▶ _Prompt_
Copy the data that follows, character for character, minus the pictures.

Structured figure records:

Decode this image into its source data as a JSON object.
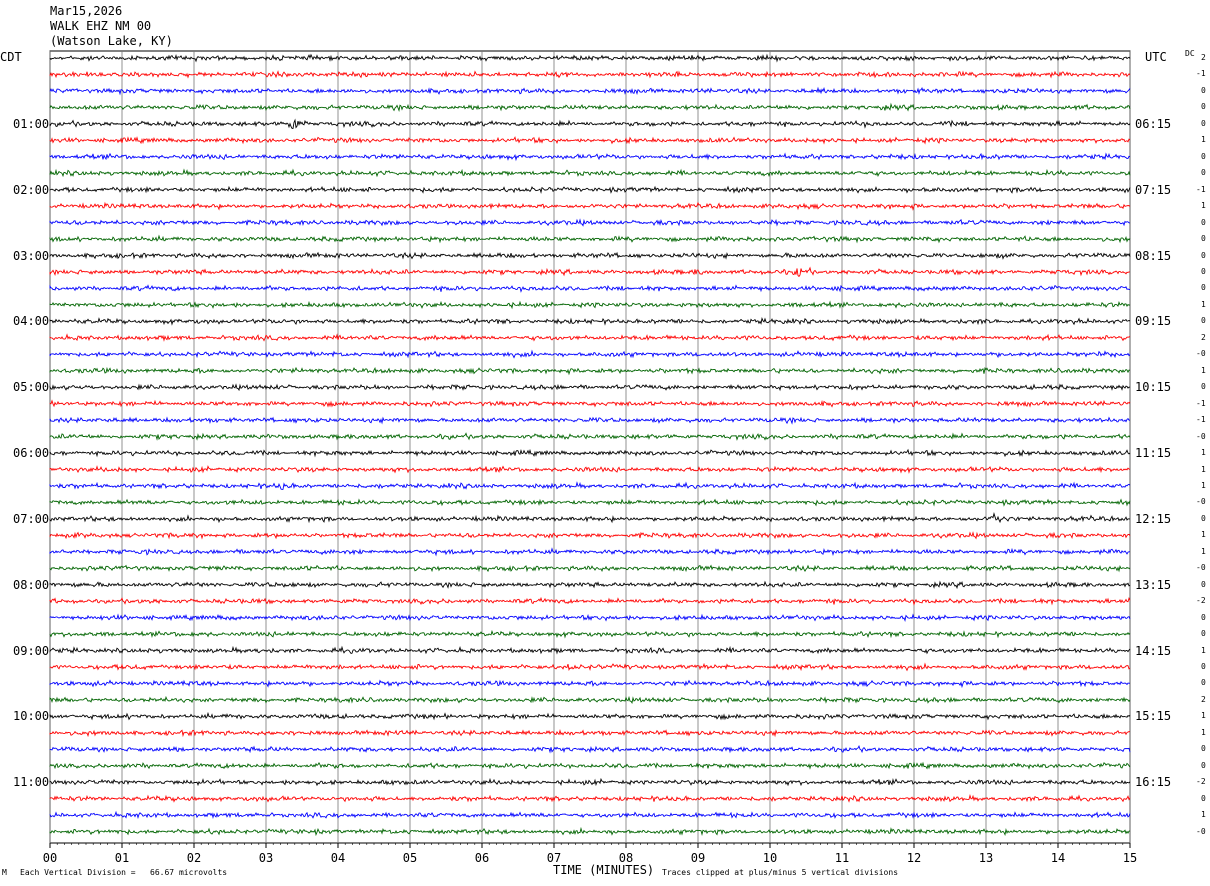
{
  "header": {
    "date": "Mar15,2026",
    "station": "WALK EHZ NM 00",
    "location": "(Watson Lake, KY)"
  },
  "left_tz": "CDT",
  "right_tz": "UTC",
  "dc_header": "DC",
  "footer": {
    "division": "Each Vertical Division =   66.67 microvolts",
    "xlabel": "TIME (MINUTES)",
    "clip": "Traces clipped at plus/minus 5 vertical divisions",
    "mark": "M"
  },
  "colors": {
    "black": "#000000",
    "red": "#ff0000",
    "blue": "#0000ff",
    "green": "#006400"
  },
  "chart_data": {
    "type": "line",
    "title": "WALK EHZ NM 00",
    "xlabel": "TIME (MINUTES)",
    "x_ticks": [
      "00",
      "01",
      "02",
      "03",
      "04",
      "05",
      "06",
      "07",
      "08",
      "09",
      "10",
      "11",
      "12",
      "13",
      "14",
      "15"
    ],
    "xlim": [
      0,
      15
    ],
    "grid": "vertical lines every minute",
    "traces_per_hour": 4,
    "trace_color_cycle": [
      "black",
      "red",
      "blue",
      "green"
    ],
    "left_hour_labels": [
      {
        "trace": 4,
        "label": "01:00"
      },
      {
        "trace": 8,
        "label": "02:00"
      },
      {
        "trace": 12,
        "label": "03:00"
      },
      {
        "trace": 16,
        "label": "04:00"
      },
      {
        "trace": 20,
        "label": "05:00"
      },
      {
        "trace": 24,
        "label": "06:00"
      },
      {
        "trace": 28,
        "label": "07:00"
      },
      {
        "trace": 32,
        "label": "08:00"
      },
      {
        "trace": 36,
        "label": "09:00"
      },
      {
        "trace": 40,
        "label": "10:00"
      },
      {
        "trace": 44,
        "label": "11:00"
      }
    ],
    "right_hour_labels": [
      {
        "trace": 4,
        "label": "06:15"
      },
      {
        "trace": 8,
        "label": "07:15"
      },
      {
        "trace": 12,
        "label": "08:15"
      },
      {
        "trace": 16,
        "label": "09:15"
      },
      {
        "trace": 20,
        "label": "10:15"
      },
      {
        "trace": 24,
        "label": "11:15"
      },
      {
        "trace": 28,
        "label": "12:15"
      },
      {
        "trace": 32,
        "label": "13:15"
      },
      {
        "trace": 36,
        "label": "14:15"
      },
      {
        "trace": 40,
        "label": "15:15"
      },
      {
        "trace": 44,
        "label": "16:15"
      }
    ],
    "dc_offsets": [
      "2",
      "-1",
      "0",
      "0",
      "0",
      "1",
      "0",
      "0",
      "-1",
      "1",
      "0",
      "0",
      "0",
      "0",
      "0",
      "1",
      "0",
      "2",
      "-0",
      "1",
      "0",
      "-1",
      "-1",
      "-0",
      "1",
      "1",
      "1",
      "-0",
      "0",
      "1",
      "1",
      "-0",
      "0",
      "-2",
      "0",
      "0",
      "1",
      "0",
      "0",
      "2",
      "1",
      "1",
      "0",
      "0",
      "-2",
      "0",
      "1",
      "-0"
    ],
    "events": [
      {
        "trace": 4,
        "minute": 3.32,
        "amplitude": "large"
      },
      {
        "trace": 13,
        "minute": 10.38,
        "amplitude": "medium"
      },
      {
        "trace": 13,
        "minute": 8.97,
        "amplitude": "small"
      },
      {
        "trace": 26,
        "minute": 3.2,
        "amplitude": "small"
      },
      {
        "trace": 28,
        "minute": 13.1,
        "amplitude": "medium"
      },
      {
        "trace": 37,
        "minute": 7.2,
        "amplitude": "small"
      }
    ]
  }
}
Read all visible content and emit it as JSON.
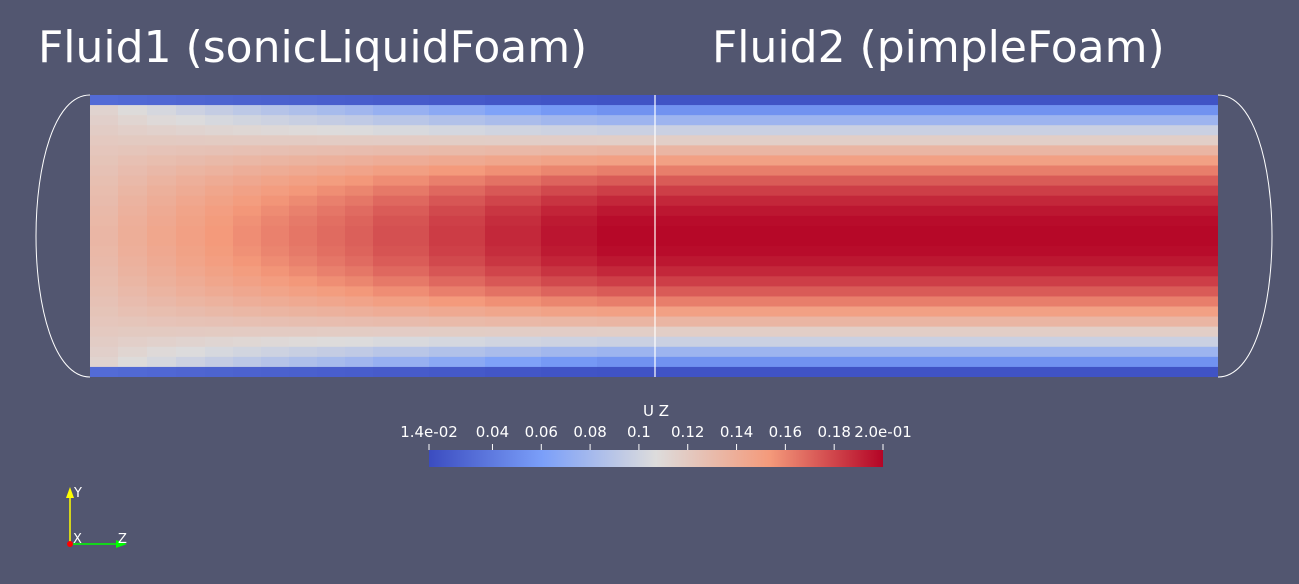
{
  "titles": {
    "left": "Fluid1 (sonicLiquidFoam)",
    "right": "Fluid2 (pimpleFoam)"
  },
  "colorbar": {
    "title": "U Z",
    "tick_labels": [
      "1.4e-02",
      "0.04",
      "0.06",
      "0.08",
      "0.1",
      "0.12",
      "0.14",
      "0.16",
      "0.18",
      "2.0e-01"
    ],
    "tick_values": [
      0.014,
      0.04,
      0.06,
      0.08,
      0.1,
      0.12,
      0.14,
      0.16,
      0.18,
      0.2
    ],
    "range": [
      0.014,
      0.2
    ],
    "colormap": "Cool to Warm",
    "color_stops": [
      "#3b4cc0",
      "#dddcdc",
      "#b40426"
    ]
  },
  "axes": {
    "x_label": "X",
    "y_label": "Y",
    "z_label": "Z",
    "x_color": "#ff0000",
    "y_color": "#ffff00",
    "z_color": "#00ff00"
  },
  "colors": {
    "background": "#525670",
    "outline": "#ffffff"
  }
}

▶ _Final result_
Decode this image into its source data as a JSON object.
{
  "header": {
    "date": "Mar15,2026",
    "station": "WALK EHZ NM 00",
    "location": "(Watson Lake, KY)"
  },
  "left_tz": "CDT",
  "right_tz": "UTC",
  "dc_header": "DC",
  "footer": {
    "division": "Each Vertical Division =   66.67 microvolts",
    "xlabel": "TIME (MINUTES)",
    "clip": "Traces clipped at plus/minus 5 vertical divisions",
    "mark": "M"
  },
  "colors": {
    "black": "#000000",
    "red": "#ff0000",
    "blue": "#0000ff",
    "green": "#006400"
  },
  "chart_data": {
    "type": "line",
    "title": "WALK EHZ NM 00",
    "xlabel": "TIME (MINUTES)",
    "x_ticks": [
      "00",
      "01",
      "02",
      "03",
      "04",
      "05",
      "06",
      "07",
      "08",
      "09",
      "10",
      "11",
      "12",
      "13",
      "14",
      "15"
    ],
    "xlim": [
      0,
      15
    ],
    "grid": "vertical lines every minute",
    "traces_per_hour": 4,
    "trace_color_cycle": [
      "black",
      "red",
      "blue",
      "green"
    ],
    "left_hour_labels": [
      {
        "trace": 4,
        "label": "01:00"
      },
      {
        "trace": 8,
        "label": "02:00"
      },
      {
        "trace": 12,
        "label": "03:00"
      },
      {
        "trace": 16,
        "label": "04:00"
      },
      {
        "trace": 20,
        "label": "05:00"
      },
      {
        "trace": 24,
        "label": "06:00"
      },
      {
        "trace": 28,
        "label": "07:00"
      },
      {
        "trace": 32,
        "label": "08:00"
      },
      {
        "trace": 36,
        "label": "09:00"
      },
      {
        "trace": 40,
        "label": "10:00"
      },
      {
        "trace": 44,
        "label": "11:00"
      }
    ],
    "right_hour_labels": [
      {
        "trace": 4,
        "label": "06:15"
      },
      {
        "trace": 8,
        "label": "07:15"
      },
      {
        "trace": 12,
        "label": "08:15"
      },
      {
        "trace": 16,
        "label": "09:15"
      },
      {
        "trace": 20,
        "label": "10:15"
      },
      {
        "trace": 24,
        "label": "11:15"
      },
      {
        "trace": 28,
        "label": "12:15"
      },
      {
        "trace": 32,
        "label": "13:15"
      },
      {
        "trace": 36,
        "label": "14:15"
      },
      {
        "trace": 40,
        "label": "15:15"
      },
      {
        "trace": 44,
        "label": "16:15"
      }
    ],
    "dc_offsets": [
      "2",
      "-1",
      "0",
      "0",
      "0",
      "1",
      "0",
      "0",
      "-1",
      "1",
      "0",
      "0",
      "0",
      "0",
      "0",
      "1",
      "0",
      "2",
      "-0",
      "1",
      "0",
      "-1",
      "-1",
      "-0",
      "1",
      "1",
      "1",
      "-0",
      "0",
      "1",
      "1",
      "-0",
      "0",
      "-2",
      "0",
      "0",
      "1",
      "0",
      "0",
      "2",
      "1",
      "1",
      "0",
      "0",
      "-2",
      "0",
      "1",
      "-0"
    ],
    "events": [
      {
        "trace": 4,
        "minute": 3.32,
        "amplitude": "large"
      },
      {
        "trace": 13,
        "minute": 10.38,
        "amplitude": "medium"
      },
      {
        "trace": 13,
        "minute": 8.97,
        "amplitude": "small"
      },
      {
        "trace": 26,
        "minute": 3.2,
        "amplitude": "small"
      },
      {
        "trace": 28,
        "minute": 13.1,
        "amplitude": "medium"
      },
      {
        "trace": 37,
        "minute": 7.2,
        "amplitude": "small"
      }
    ]
  }
}
Read all visible content and emit it as JSON.
{
  "titles": {
    "left": "Fluid1 (sonicLiquidFoam)",
    "right": "Fluid2 (pimpleFoam)"
  },
  "colorbar": {
    "title": "U Z",
    "tick_labels": [
      "1.4e-02",
      "0.04",
      "0.06",
      "0.08",
      "0.1",
      "0.12",
      "0.14",
      "0.16",
      "0.18",
      "2.0e-01"
    ],
    "tick_values": [
      0.014,
      0.04,
      0.06,
      0.08,
      0.1,
      0.12,
      0.14,
      0.16,
      0.18,
      0.2
    ],
    "range": [
      0.014,
      0.2
    ],
    "colormap": "Cool to Warm",
    "color_stops": [
      "#3b4cc0",
      "#dddcdc",
      "#b40426"
    ]
  },
  "axes": {
    "x_label": "X",
    "y_label": "Y",
    "z_label": "Z",
    "x_color": "#ff0000",
    "y_color": "#ffff00",
    "z_color": "#00ff00"
  },
  "colors": {
    "background": "#525670",
    "outline": "#ffffff"
  }
}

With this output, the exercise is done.